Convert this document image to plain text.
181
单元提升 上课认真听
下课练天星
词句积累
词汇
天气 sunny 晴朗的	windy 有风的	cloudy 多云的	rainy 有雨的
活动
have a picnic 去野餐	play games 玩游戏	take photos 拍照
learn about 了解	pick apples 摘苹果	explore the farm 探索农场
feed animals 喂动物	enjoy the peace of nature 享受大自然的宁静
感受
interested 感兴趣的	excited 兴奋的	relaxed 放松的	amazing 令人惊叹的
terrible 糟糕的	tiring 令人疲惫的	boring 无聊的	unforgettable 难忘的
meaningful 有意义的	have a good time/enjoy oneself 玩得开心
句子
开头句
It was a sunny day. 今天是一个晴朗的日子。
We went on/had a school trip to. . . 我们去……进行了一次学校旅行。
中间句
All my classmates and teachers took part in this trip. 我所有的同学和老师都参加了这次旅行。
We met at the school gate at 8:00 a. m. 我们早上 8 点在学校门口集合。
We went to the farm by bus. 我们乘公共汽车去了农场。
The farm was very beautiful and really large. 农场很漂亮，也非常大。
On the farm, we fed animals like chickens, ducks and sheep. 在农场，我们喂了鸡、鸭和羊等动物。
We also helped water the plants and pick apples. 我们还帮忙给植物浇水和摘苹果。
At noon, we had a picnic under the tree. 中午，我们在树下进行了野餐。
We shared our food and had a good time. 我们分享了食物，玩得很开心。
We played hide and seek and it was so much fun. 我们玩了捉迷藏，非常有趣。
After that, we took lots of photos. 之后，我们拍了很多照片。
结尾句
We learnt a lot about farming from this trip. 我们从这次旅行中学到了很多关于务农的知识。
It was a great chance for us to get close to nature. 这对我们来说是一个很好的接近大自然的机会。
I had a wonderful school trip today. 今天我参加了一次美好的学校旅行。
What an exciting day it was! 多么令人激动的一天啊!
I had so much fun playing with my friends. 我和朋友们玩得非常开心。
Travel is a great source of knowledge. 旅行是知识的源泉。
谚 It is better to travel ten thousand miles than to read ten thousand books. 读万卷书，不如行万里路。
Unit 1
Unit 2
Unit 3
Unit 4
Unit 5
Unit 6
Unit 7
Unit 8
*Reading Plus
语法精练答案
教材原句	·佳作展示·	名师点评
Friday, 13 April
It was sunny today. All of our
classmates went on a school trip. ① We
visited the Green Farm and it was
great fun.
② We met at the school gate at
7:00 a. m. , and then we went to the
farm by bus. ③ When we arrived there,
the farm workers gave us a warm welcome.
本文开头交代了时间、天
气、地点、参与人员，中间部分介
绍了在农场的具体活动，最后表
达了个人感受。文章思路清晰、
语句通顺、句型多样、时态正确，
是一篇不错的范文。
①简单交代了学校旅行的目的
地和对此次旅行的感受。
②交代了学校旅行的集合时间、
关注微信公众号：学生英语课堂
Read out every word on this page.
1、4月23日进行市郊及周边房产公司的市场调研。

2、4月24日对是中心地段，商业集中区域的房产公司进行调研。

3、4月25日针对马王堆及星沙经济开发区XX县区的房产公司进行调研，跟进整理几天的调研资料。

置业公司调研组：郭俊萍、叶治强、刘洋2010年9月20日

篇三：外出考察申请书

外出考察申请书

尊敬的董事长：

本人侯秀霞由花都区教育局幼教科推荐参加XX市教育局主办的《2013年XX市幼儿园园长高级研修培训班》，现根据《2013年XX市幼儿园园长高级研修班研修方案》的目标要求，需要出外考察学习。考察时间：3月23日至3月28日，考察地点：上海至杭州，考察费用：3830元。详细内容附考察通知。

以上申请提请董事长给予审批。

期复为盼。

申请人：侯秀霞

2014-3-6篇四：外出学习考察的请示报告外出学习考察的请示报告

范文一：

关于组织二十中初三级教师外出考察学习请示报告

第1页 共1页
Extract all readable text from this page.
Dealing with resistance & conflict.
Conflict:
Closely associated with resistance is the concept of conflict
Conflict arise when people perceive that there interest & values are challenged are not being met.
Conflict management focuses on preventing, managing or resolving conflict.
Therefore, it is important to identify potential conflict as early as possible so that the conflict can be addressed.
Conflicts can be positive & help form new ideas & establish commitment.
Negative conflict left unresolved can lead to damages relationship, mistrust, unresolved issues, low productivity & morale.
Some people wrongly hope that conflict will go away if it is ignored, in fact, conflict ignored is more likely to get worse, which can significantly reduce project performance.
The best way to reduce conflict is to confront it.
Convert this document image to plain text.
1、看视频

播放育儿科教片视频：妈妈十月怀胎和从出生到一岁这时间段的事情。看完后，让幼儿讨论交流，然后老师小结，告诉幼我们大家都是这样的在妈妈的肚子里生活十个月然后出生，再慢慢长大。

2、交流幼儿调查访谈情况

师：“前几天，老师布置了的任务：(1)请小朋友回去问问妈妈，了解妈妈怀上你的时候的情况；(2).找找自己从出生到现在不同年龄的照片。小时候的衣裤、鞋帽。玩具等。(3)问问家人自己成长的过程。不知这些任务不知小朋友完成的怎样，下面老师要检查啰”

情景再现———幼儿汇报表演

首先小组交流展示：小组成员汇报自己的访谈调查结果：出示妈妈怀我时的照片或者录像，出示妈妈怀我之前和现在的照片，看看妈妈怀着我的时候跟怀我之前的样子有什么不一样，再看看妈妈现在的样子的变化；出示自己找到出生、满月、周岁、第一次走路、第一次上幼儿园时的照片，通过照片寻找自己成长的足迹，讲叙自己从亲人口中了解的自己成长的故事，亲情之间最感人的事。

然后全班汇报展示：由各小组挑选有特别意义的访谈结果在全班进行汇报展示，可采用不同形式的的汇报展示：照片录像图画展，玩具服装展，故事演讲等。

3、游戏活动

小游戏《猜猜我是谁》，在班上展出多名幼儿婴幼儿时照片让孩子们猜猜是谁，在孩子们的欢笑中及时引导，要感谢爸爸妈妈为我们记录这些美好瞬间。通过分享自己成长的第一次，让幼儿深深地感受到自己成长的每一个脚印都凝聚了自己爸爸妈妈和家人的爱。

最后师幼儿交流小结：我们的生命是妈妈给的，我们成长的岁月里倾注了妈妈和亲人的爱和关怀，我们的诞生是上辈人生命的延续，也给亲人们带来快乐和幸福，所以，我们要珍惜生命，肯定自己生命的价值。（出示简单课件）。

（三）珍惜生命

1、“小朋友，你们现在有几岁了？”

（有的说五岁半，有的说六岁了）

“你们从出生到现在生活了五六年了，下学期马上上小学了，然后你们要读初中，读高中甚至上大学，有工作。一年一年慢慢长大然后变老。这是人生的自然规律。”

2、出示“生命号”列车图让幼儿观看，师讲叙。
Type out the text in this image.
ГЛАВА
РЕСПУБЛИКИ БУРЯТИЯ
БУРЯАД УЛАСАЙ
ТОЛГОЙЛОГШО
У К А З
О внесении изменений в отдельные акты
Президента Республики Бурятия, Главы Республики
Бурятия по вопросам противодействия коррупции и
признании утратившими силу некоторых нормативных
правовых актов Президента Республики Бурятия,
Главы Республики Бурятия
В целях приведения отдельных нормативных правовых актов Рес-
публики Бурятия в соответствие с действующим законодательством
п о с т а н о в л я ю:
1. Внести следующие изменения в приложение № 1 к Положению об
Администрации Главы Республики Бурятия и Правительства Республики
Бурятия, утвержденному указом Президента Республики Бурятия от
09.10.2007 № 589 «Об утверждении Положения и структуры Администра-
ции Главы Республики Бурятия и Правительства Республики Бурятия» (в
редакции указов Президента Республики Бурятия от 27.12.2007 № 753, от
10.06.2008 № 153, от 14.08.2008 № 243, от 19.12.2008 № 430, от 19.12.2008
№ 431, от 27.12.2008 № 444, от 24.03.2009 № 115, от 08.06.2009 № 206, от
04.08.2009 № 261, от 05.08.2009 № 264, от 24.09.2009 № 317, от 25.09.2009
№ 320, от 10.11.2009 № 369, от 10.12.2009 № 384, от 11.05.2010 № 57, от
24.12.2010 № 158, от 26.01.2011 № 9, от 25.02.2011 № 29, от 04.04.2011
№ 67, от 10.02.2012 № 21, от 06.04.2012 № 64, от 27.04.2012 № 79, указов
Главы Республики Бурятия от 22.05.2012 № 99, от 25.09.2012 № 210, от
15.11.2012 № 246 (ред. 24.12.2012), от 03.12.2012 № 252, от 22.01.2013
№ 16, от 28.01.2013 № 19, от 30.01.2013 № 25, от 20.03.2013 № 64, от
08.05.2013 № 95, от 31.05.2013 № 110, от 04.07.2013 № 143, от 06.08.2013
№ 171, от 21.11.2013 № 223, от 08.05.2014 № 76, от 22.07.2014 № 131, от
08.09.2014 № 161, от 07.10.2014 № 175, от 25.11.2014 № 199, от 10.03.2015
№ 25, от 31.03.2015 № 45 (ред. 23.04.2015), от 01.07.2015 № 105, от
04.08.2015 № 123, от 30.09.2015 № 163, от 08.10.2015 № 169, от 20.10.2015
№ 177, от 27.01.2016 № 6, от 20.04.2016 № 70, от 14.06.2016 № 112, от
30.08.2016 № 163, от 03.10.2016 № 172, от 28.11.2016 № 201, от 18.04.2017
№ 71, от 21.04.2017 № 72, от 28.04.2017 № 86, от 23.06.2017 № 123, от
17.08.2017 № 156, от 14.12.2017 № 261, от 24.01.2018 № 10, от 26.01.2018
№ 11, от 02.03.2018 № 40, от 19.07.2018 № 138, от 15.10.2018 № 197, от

§ Given exercise
Tally up the lines of the listing containing the word "about". Give only the total.

§ Result below
2